DATA TO USE
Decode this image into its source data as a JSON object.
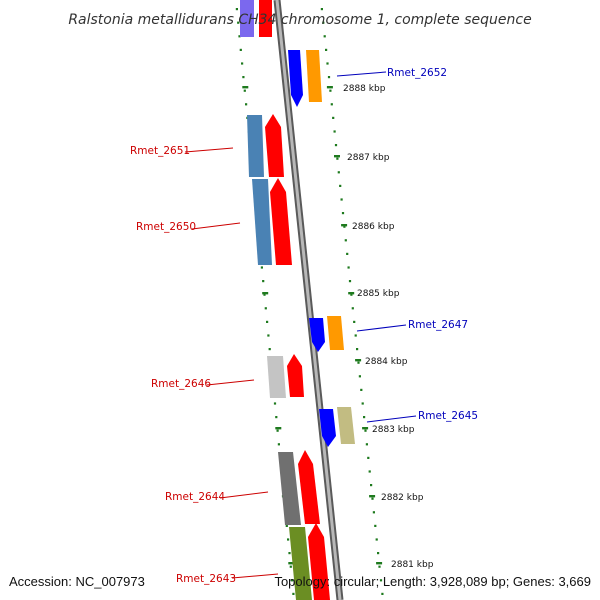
{
  "title": "Ralstonia metallidurans CH34 chromosome 1, complete sequence",
  "footer": {
    "accession": "Accession: NC_007973",
    "info": "Topology: circular; Length: 3,928,089 bp; Genes: 3,669"
  },
  "kbp_ticks": [
    "2888 kbp",
    "2887 kbp",
    "2886 kbp",
    "2885 kbp",
    "2884 kbp",
    "2883 kbp",
    "2882 kbp",
    "2881 kbp"
  ],
  "colors": {
    "backbone": "#8c8c8c",
    "tick": "#1e7a1e",
    "forward_label": "#0000bb",
    "reverse_label": "#cc0000"
  },
  "genes": [
    {
      "label": "Rmet_2652",
      "strand": "forward",
      "color": "#ff9900"
    },
    {
      "label": "Rmet_2651",
      "strand": "reverse",
      "color": "#4a82b4"
    },
    {
      "label": "Rmet_2650",
      "strand": "reverse",
      "color": "#4a82b4"
    },
    {
      "label": "Rmet_2647",
      "strand": "forward",
      "color": "#ff9900"
    },
    {
      "label": "Rmet_2646",
      "strand": "reverse",
      "color": "#c4c4c4"
    },
    {
      "label": "Rmet_2645",
      "strand": "forward",
      "color": "#c2bc82"
    },
    {
      "label": "Rmet_2644",
      "strand": "reverse",
      "color": "#707070"
    },
    {
      "label": "Rmet_2643",
      "strand": "reverse",
      "color": "#6b8e23"
    }
  ]
}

EXERCISE AIM
Write out the records above exactly. Pictures do not belong in the copy.

OUTPUT OF THE TASK
Decode this image into its source data as a JSON object.
{
  "title": "Ralstonia metallidurans CH34 chromosome 1, complete sequence",
  "footer": {
    "accession": "Accession: NC_007973",
    "info": "Topology: circular; Length: 3,928,089 bp; Genes: 3,669"
  },
  "kbp_ticks": [
    "2888 kbp",
    "2887 kbp",
    "2886 kbp",
    "2885 kbp",
    "2884 kbp",
    "2883 kbp",
    "2882 kbp",
    "2881 kbp"
  ],
  "colors": {
    "backbone": "#8c8c8c",
    "tick": "#1e7a1e",
    "forward_label": "#0000bb",
    "reverse_label": "#cc0000"
  },
  "genes": [
    {
      "label": "Rmet_2652",
      "strand": "forward",
      "color": "#ff9900"
    },
    {
      "label": "Rmet_2651",
      "strand": "reverse",
      "color": "#4a82b4"
    },
    {
      "label": "Rmet_2650",
      "strand": "reverse",
      "color": "#4a82b4"
    },
    {
      "label": "Rmet_2647",
      "strand": "forward",
      "color": "#ff9900"
    },
    {
      "label": "Rmet_2646",
      "strand": "reverse",
      "color": "#c4c4c4"
    },
    {
      "label": "Rmet_2645",
      "strand": "forward",
      "color": "#c2bc82"
    },
    {
      "label": "Rmet_2644",
      "strand": "reverse",
      "color": "#707070"
    },
    {
      "label": "Rmet_2643",
      "strand": "reverse",
      "color": "#6b8e23"
    }
  ]
}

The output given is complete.